"""

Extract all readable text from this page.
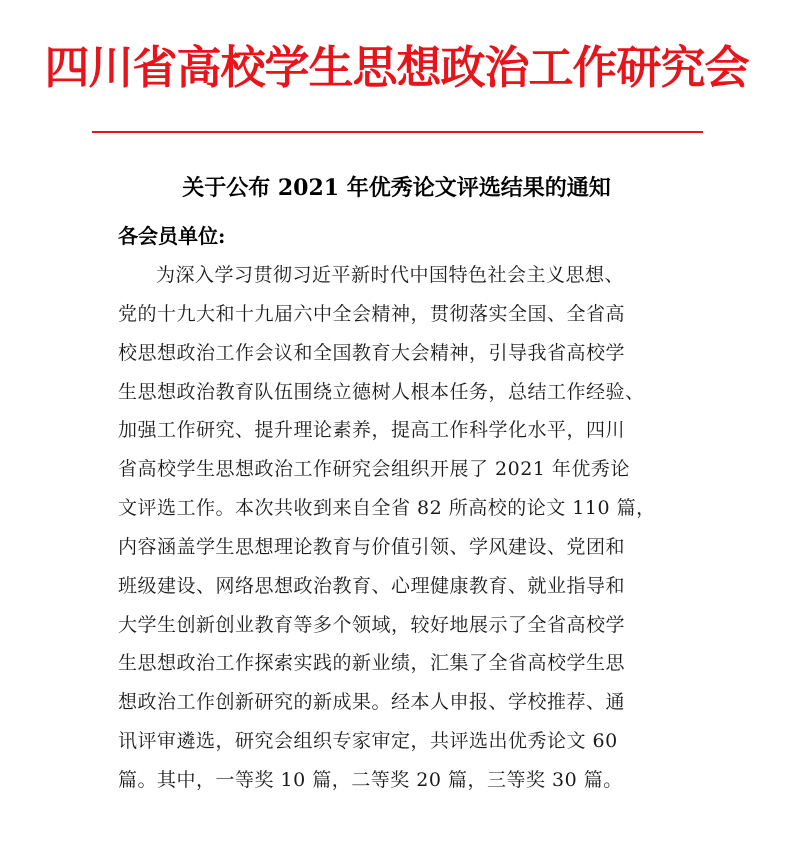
四川省高校学生思想政治工作研究会
关于公布 2021 年优秀论文评选结果的通知
各会员单位:
为深入学习贯彻习近平新时代中国特色社会主义思想、
党的十九大和十九届六中全会精神，贯彻落实全国、全省高
校思想政治工作会议和全国教育大会精神，引导我省高校学
生思想政治教育队伍围绕立德树人根本任务，总结工作经验、
加强工作研究、提升理论素养，提高工作科学化水平，四川
省高校学生思想政治工作研究会组织开展了 2021 年优秀论
文评选工作。本次共收到来自全省 82 所高校的论文 110 篇，
内容涵盖学生思想理论教育与价值引领、学风建设、党团和
班级建设、网络思想政治教育、心理健康教育、就业指导和
大学生创新创业教育等多个领域，较好地展示了全省高校学
生思想政治工作探索实践的新业绩，汇集了全省高校学生思
想政治工作创新研究的新成果。经本人申报、学校推荐、通
讯评审遴选，研究会组织专家审定，共评选出优秀论文 60
篇。其中，一等奖 10 篇，二等奖 20 篇，三等奖 30 篇。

"""

## WRITTEN REQUEST
The records above need to be given again exactly. Omit the pictures.

## EXERCISE OUTPUT
Extract all readable text from this page.
四川省高校学生思想政治工作研究会
关于公布 2021 年优秀论文评选结果的通知
各会员单位:
为深入学习贯彻习近平新时代中国特色社会主义思想、
党的十九大和十九届六中全会精神，贯彻落实全国、全省高
校思想政治工作会议和全国教育大会精神，引导我省高校学
生思想政治教育队伍围绕立德树人根本任务，总结工作经验、
加强工作研究、提升理论素养，提高工作科学化水平，四川
省高校学生思想政治工作研究会组织开展了 2021 年优秀论
文评选工作。本次共收到来自全省 82 所高校的论文 110 篇，
内容涵盖学生思想理论教育与价值引领、学风建设、党团和
班级建设、网络思想政治教育、心理健康教育、就业指导和
大学生创新创业教育等多个领域，较好地展示了全省高校学
生思想政治工作探索实践的新业绩，汇集了全省高校学生思
想政治工作创新研究的新成果。经本人申报、学校推荐、通
讯评审遴选，研究会组织专家审定，共评选出优秀论文 60
篇。其中，一等奖 10 篇，二等奖 20 篇，三等奖 30 篇。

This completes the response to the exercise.